**Stated problem:** Pull out every line below that holds the word "fest".

═════ Entries supplied ═════

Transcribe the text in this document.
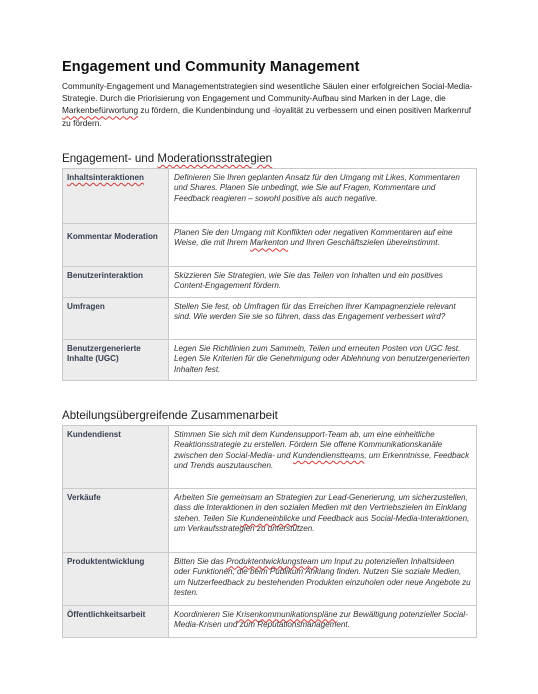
Engagement und Community Management

Community-Engagement und Managementstrategien sind wesentliche Säulen einer erfolgreichen Social-Media-Strategie. Durch die Priorisierung von Engagement und Community-Aufbau sind Marken in der Lage, die Markenbefürwortung zu fördern, die Kundenbindung und -loyalität zu verbessern und einen positiven Markenruf zu fördern.

Engagement- und Moderationsstrategien
Inhaltsinteraktionen	Definieren Sie Ihren geplanten Ansatz für den Umgang mit Likes, Kommentaren und Shares. Planen Sie unbedingt, wie Sie auf Fragen, Kommentare und Feedback reagieren – sowohl positive als auch negative.
Kommentar Moderation	Planen Sie den Umgang mit Konflikten oder negativen Kommentaren auf eine Weise, die mit Ihrem Markenton und Ihren Geschäftszielen übereinstimmt.
Benutzerinteraktion	Skizzieren Sie Strategien, wie Sie das Teilen von Inhalten und ein positives Content-Engagement fördern.
Umfragen	Stellen Sie fest, ob Umfragen für das Erreichen Ihrer Kampagnenziele relevant sind. Wie werden Sie sie so führen, dass das Engagement verbessert wird?
Benutzergenerierte Inhalte (UGC)	Legen Sie Richtlinien zum Sammeln, Teilen und erneuten Posten von UGC fest. Legen Sie Kriterien für die Genehmigung oder Ablehnung von benutzergenerierten Inhalten fest.
Abteilungsübergreifende Zusammenarbeit
Kundendienst	Stimmen Sie sich mit dem Kundensupport-Team ab, um eine einheitliche Reaktionsstrategie zu erstellen. Fördern Sie offene Kommunikationskanäle zwischen den Social-Media- und Kundendienstteams, um Erkenntnisse, Feedback und Trends auszutauschen.
Verkäufe	Arbeiten Sie gemeinsam an Strategien zur Lead-Generierung, um sicherzustellen, dass die Interaktionen in den sozialen Medien mit den Vertriebszielen im Einklang stehen. Teilen Sie Kundeneinblicke und Feedback aus Social-Media-Interaktionen, um Verkaufsstrategien zu unterstützen.
Produktentwicklung	Bitten Sie das Produktentwicklungsteam um Input zu potenziellen Inhaltsideen oder Funktionen, die beim Publikum Anklang finden. Nutzen Sie soziale Medien, um Nutzerfeedback zu bestehenden Produkten einzuholen oder neue Angebote zu testen.
Öffentlichkeitsarbeit	Koordinieren Sie Krisenkommunikationspläne zur Bewältigung potenzieller Social-Media-Krisen und zum Reputationsmanagement.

═════

**Exercise answer:**
Umfragen	Stellen Sie fest, ob Umfragen für das Erreichen Ihrer Kampagnenziele relevant sind. Wie werden Sie sie so führen, dass das Engagement verbessert wird?
Benutzergenerierte Inhalte (UGC)	Legen Sie Richtlinien zum Sammeln, Teilen und erneuten Posten von UGC fest. Legen Sie Kriterien für die Genehmigung oder Ablehnung von benutzergenerierten Inhalten fest.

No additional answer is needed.